DATA FOR THIS TASK:
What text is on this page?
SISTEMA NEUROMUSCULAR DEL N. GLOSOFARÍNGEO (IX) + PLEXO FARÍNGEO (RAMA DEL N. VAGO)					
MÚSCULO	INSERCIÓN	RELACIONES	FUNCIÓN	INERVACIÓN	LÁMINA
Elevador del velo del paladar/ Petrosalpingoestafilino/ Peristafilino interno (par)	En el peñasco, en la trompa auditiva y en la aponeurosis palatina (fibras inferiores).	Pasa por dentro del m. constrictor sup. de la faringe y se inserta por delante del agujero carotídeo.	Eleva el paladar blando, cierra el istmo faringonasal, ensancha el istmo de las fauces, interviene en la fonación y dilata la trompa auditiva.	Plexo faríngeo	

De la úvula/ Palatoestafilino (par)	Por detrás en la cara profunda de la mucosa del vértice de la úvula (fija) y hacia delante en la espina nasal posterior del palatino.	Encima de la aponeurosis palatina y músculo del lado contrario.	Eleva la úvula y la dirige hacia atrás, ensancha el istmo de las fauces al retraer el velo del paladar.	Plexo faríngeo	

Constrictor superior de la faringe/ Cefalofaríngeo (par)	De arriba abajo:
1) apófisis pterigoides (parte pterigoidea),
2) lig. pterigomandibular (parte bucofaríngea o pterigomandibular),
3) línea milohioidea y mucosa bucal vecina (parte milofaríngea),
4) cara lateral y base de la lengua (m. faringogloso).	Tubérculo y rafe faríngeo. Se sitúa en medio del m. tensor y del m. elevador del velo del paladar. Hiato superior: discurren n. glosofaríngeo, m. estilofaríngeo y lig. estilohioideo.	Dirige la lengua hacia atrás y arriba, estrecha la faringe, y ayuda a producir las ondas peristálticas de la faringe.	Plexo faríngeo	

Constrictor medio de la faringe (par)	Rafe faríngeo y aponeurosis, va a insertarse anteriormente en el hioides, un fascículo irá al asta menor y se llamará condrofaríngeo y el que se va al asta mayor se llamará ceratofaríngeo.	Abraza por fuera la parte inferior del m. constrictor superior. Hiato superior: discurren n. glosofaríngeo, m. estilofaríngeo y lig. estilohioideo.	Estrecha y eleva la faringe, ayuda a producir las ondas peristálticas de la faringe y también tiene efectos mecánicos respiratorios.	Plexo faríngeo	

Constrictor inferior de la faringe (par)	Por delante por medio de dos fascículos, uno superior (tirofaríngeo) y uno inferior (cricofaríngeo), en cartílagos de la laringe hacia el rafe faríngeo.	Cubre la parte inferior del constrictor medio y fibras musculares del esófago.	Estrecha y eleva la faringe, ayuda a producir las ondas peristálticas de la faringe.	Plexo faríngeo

WORK TO DO: Make an exact copy of all the data.

RESULT FOR THIS TASK:
What text is on this page?
SISTEMA NEUROMUSCULAR DEL N. GLOSOFARÍNGEO (IX) + PLEXO FARÍNGEO (RAMA DEL N. VAGO)					
MÚSCULO	INSERCIÓN	RELACIONES	FUNCIÓN	INERVACIÓN	LÁMINA
Elevador del velo del paladar/ Petrosalpingoestafilino/ Peristafilino interno (par)	En el peñasco, en la trompa auditiva y en la aponeurosis palatina (fibras inferiores).	Pasa por dentro del m. constrictor sup. de la faringe y se inserta por delante del agujero carotídeo.	Eleva el paladar blando, cierra el istmo faringonasal, ensancha el istmo de las fauces, interviene en la fonación y dilata la trompa auditiva.	Plexo faríngeo	

De la úvula/ Palatoestafilino (par)	Por detrás en la cara profunda de la mucosa del vértice de la úvula (fija) y hacia delante en la espina nasal posterior del palatino.	Encima de la aponeurosis palatina y músculo del lado contrario.	Eleva la úvula y la dirige hacia atrás, ensancha el istmo de las fauces al retraer el velo del paladar.	Plexo faríngeo	

Constrictor superior de la faringe/ Cefalofaríngeo (par)	De arriba abajo:
1) apófisis pterigoides (parte pterigoidea),
2) lig. pterigomandibular (parte bucofaríngea o pterigomandibular),
3) línea milohioidea y mucosa bucal vecina (parte milofaríngea),
4) cara lateral y base de la lengua (m. faringogloso).	Tubérculo y rafe faríngeo. Se sitúa en medio del m. tensor y del m. elevador del velo del paladar. Hiato superior: discurren n. glosofaríngeo, m. estilofaríngeo y lig. estilohioideo.	Dirige la lengua hacia atrás y arriba, estrecha la faringe, y ayuda a producir las ondas peristálticas de la faringe.	Plexo faríngeo	

Constrictor medio de la faringe (par)	Rafe faríngeo y aponeurosis, va a insertarse anteriormente en el hioides, un fascículo irá al asta menor y se llamará condrofaríngeo y el que se va al asta mayor se llamará ceratofaríngeo.	Abraza por fuera la parte inferior del m. constrictor superior. Hiato superior: discurren n. glosofaríngeo, m. estilofaríngeo y lig. estilohioideo.	Estrecha y eleva la faringe, ayuda a producir las ondas peristálticas de la faringe y también tiene efectos mecánicos respiratorios.	Plexo faríngeo	

Constrictor inferior de la faringe (par)	Por delante por medio de dos fascículos, uno superior (tirofaríngeo) y uno inferior (cricofaríngeo), en cartílagos de la laringe hacia el rafe faríngeo.	Cubre la parte inferior del constrictor medio y fibras musculares del esófago.	Estrecha y eleva la faringe, ayuda a producir las ondas peristálticas de la faringe.	Plexo faríngeo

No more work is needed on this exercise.